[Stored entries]
##########
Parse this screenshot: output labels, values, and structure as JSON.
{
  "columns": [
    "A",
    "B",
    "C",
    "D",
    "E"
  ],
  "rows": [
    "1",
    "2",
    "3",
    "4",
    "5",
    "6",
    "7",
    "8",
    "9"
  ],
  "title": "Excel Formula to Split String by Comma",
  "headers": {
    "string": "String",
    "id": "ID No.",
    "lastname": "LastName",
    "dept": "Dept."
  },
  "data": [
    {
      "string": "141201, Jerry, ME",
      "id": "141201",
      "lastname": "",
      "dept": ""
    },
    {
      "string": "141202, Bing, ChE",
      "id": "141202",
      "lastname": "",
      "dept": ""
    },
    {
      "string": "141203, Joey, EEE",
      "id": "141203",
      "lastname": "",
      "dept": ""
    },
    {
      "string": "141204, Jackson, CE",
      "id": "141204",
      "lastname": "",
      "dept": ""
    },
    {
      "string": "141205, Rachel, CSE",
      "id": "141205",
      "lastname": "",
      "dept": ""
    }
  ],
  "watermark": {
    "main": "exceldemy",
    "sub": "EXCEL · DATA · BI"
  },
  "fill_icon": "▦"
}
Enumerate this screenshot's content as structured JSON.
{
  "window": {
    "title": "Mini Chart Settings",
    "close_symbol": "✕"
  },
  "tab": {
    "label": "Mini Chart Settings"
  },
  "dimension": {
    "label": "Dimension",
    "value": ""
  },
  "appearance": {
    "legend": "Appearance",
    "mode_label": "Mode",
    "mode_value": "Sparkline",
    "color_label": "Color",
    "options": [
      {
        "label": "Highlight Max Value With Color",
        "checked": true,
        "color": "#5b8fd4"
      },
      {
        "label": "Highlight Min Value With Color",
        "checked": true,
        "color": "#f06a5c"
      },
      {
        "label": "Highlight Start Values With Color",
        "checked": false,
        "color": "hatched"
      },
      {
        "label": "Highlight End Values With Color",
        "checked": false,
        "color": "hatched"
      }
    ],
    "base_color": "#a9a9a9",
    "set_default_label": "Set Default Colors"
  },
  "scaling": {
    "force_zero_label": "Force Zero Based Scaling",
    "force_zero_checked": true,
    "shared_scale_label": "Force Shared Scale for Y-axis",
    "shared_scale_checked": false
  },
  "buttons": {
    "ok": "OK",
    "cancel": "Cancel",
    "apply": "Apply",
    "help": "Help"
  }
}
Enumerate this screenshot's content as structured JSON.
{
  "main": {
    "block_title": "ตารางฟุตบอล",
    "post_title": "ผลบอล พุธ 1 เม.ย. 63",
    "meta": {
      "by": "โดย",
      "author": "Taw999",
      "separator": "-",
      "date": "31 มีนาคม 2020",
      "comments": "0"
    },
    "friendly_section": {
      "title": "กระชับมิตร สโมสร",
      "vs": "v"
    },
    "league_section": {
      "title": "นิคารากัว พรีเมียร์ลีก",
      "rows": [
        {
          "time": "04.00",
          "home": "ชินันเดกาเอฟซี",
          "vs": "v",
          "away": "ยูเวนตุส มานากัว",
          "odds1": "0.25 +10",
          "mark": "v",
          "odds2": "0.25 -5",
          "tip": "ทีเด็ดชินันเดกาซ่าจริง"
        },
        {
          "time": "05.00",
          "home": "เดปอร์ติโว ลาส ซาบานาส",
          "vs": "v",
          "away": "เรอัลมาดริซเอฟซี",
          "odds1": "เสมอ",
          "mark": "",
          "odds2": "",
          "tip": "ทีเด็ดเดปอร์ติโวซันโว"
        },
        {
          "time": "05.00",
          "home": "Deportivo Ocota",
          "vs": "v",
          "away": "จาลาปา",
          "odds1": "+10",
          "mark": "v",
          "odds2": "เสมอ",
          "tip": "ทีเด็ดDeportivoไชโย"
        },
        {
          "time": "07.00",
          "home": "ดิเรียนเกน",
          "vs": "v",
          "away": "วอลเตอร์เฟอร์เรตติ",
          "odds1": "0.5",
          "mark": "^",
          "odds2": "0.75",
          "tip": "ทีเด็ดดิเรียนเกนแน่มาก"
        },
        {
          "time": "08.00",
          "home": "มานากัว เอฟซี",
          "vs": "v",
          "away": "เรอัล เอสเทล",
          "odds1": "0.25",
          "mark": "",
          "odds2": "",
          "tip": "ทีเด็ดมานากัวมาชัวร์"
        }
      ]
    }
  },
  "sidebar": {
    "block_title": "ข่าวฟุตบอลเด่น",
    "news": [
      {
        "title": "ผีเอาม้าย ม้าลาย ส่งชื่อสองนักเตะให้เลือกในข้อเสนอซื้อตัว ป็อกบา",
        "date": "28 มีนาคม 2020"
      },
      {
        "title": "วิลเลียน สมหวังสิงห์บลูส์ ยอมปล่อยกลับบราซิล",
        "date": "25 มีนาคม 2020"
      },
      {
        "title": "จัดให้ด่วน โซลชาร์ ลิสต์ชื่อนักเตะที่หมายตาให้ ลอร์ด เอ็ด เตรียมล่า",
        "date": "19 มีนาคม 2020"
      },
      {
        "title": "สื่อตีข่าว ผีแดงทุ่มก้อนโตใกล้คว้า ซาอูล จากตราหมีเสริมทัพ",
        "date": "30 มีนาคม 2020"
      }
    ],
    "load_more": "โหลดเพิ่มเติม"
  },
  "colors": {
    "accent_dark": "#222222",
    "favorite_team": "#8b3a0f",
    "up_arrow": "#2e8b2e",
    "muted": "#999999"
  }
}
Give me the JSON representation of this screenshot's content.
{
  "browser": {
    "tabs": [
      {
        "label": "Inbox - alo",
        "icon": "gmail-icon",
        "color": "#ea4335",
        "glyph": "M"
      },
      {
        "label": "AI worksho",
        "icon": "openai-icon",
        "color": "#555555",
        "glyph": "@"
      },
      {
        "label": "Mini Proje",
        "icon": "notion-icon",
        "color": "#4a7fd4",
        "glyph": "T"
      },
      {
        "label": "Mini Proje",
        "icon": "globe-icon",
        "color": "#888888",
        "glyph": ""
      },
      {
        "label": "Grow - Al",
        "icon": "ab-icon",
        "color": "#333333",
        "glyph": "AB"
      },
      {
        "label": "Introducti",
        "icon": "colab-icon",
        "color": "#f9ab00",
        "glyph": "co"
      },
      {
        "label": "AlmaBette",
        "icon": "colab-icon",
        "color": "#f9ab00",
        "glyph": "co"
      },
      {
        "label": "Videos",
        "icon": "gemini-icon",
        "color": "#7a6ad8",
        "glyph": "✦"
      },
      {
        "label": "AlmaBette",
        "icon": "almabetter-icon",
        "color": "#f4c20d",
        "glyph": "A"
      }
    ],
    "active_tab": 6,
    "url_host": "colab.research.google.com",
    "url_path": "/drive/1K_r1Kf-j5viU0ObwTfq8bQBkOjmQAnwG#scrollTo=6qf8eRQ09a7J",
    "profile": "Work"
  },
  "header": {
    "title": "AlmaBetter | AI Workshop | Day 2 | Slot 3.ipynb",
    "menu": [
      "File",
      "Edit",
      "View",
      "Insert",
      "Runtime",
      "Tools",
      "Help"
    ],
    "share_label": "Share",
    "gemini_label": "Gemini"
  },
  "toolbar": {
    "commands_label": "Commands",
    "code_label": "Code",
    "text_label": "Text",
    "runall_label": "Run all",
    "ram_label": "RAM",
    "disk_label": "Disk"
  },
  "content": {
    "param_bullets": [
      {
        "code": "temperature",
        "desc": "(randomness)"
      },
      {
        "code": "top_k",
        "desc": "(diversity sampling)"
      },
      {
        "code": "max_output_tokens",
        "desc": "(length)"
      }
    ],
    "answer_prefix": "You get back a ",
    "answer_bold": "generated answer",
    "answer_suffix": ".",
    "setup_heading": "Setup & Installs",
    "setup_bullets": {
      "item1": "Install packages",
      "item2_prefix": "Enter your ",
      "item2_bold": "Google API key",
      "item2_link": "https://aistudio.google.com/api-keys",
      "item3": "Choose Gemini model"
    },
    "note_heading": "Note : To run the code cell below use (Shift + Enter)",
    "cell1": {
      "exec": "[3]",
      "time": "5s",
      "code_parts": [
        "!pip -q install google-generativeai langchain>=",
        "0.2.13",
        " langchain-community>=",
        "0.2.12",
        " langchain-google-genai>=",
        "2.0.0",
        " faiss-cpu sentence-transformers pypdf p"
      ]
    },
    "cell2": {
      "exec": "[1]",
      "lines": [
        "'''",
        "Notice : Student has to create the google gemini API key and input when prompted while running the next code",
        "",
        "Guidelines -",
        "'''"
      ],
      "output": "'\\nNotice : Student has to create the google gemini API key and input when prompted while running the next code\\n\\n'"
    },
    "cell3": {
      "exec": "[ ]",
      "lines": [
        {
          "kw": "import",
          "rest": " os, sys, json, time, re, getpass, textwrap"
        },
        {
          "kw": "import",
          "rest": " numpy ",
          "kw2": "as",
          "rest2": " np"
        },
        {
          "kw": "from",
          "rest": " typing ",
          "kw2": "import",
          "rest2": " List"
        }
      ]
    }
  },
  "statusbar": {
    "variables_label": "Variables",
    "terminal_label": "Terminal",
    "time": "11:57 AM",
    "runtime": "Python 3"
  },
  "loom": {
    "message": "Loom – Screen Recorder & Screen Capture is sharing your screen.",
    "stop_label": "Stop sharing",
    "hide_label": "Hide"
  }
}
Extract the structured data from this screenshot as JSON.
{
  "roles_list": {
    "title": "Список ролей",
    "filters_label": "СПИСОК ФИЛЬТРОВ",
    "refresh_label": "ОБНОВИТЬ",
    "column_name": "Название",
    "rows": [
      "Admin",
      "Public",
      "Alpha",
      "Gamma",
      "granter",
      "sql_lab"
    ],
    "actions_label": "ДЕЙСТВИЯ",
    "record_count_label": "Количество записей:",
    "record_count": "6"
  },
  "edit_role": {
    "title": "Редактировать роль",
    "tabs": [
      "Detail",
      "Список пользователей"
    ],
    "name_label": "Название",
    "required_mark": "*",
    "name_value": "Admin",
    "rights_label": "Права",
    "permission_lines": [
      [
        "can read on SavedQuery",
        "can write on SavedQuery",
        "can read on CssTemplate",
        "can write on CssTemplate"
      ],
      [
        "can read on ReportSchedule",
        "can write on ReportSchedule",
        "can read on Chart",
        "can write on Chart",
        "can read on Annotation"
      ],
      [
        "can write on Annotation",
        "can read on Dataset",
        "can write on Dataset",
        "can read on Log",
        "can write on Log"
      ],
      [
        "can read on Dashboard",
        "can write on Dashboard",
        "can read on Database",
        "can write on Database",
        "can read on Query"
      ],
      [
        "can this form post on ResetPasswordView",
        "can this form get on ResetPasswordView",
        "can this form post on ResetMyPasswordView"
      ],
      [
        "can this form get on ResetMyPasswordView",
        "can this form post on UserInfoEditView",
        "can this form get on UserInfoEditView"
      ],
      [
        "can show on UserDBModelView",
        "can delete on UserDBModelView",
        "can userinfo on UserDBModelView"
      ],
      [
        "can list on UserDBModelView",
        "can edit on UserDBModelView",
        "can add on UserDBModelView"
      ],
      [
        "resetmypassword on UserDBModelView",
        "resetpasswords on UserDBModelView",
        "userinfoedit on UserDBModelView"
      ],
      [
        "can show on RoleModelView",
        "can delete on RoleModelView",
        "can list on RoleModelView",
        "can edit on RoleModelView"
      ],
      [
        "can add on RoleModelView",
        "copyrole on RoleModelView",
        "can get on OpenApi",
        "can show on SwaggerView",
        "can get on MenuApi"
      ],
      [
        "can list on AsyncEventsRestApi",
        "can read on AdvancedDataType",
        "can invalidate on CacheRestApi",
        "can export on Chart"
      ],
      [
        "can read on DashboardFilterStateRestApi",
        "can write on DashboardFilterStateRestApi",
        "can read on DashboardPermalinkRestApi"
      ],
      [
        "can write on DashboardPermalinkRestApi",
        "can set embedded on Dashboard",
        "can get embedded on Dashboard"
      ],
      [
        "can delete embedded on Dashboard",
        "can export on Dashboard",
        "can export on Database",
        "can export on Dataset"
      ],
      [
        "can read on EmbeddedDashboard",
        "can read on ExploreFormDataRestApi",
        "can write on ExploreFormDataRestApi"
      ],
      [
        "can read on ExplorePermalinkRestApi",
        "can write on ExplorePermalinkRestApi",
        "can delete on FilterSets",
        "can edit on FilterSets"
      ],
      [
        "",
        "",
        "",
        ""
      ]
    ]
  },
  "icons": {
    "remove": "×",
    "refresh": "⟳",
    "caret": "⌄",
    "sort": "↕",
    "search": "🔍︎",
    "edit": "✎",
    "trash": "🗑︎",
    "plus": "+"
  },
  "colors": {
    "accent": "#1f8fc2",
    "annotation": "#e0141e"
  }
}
##########
[DIRECTIONS]: Pull out each line of the listing that holds the string "Highlight".

[RESPONSE TO THIS EXERCISE]:
        "label": "Highlight Max Value With Color",
        "label": "Highlight Min Value With Color",
        "label": "Highlight Start Values With Color",
        "label": "Highlight End Values With Color",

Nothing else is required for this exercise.